What needs to be done >> Below is some material; set it all down exactly, apart from the pictures.

━━━━━━━━━━━━━━━━━━━━

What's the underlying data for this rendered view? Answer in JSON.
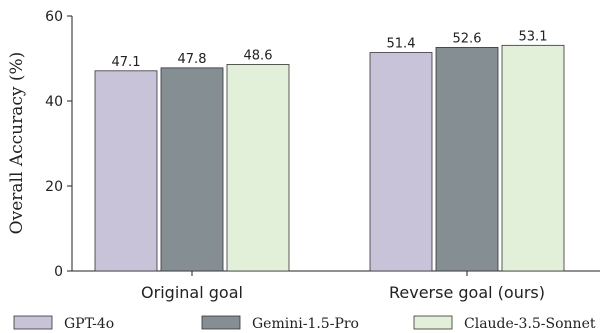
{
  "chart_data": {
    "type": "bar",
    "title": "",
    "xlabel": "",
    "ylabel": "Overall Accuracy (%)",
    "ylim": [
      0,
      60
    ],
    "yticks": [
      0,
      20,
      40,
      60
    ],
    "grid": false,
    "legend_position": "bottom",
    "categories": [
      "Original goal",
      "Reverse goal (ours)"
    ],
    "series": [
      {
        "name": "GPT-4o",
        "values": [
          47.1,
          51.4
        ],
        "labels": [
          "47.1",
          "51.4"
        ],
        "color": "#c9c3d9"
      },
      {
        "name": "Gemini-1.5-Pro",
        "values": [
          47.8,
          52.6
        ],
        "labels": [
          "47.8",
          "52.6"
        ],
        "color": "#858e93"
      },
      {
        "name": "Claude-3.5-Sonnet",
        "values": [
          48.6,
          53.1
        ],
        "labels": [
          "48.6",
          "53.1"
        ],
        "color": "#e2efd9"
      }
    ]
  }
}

━━━━━━━━━━━━━━━━━━━━

Correct response >>
What's the underlying data for this rendered view? Answer in JSON.
{
  "chart_data": {
    "type": "bar",
    "title": "",
    "xlabel": "",
    "ylabel": "Overall Accuracy (%)",
    "ylim": [
      0,
      60
    ],
    "yticks": [
      0,
      20,
      40,
      60
    ],
    "grid": false,
    "legend_position": "bottom",
    "categories": [
      "Original goal",
      "Reverse goal (ours)"
    ],
    "series": [
      {
        "name": "GPT-4o",
        "values": [
          47.1,
          51.4
        ],
        "labels": [
          "47.1",
          "51.4"
        ],
        "color": "#c9c3d9"
      },
      {
        "name": "Gemini-1.5-Pro",
        "values": [
          47.8,
          52.6
        ],
        "labels": [
          "47.8",
          "52.6"
        ],
        "color": "#858e93"
      },
      {
        "name": "Claude-3.5-Sonnet",
        "values": [
          48.6,
          53.1
        ],
        "labels": [
          "48.6",
          "53.1"
        ],
        "color": "#e2efd9"
      }
    ]
  }
}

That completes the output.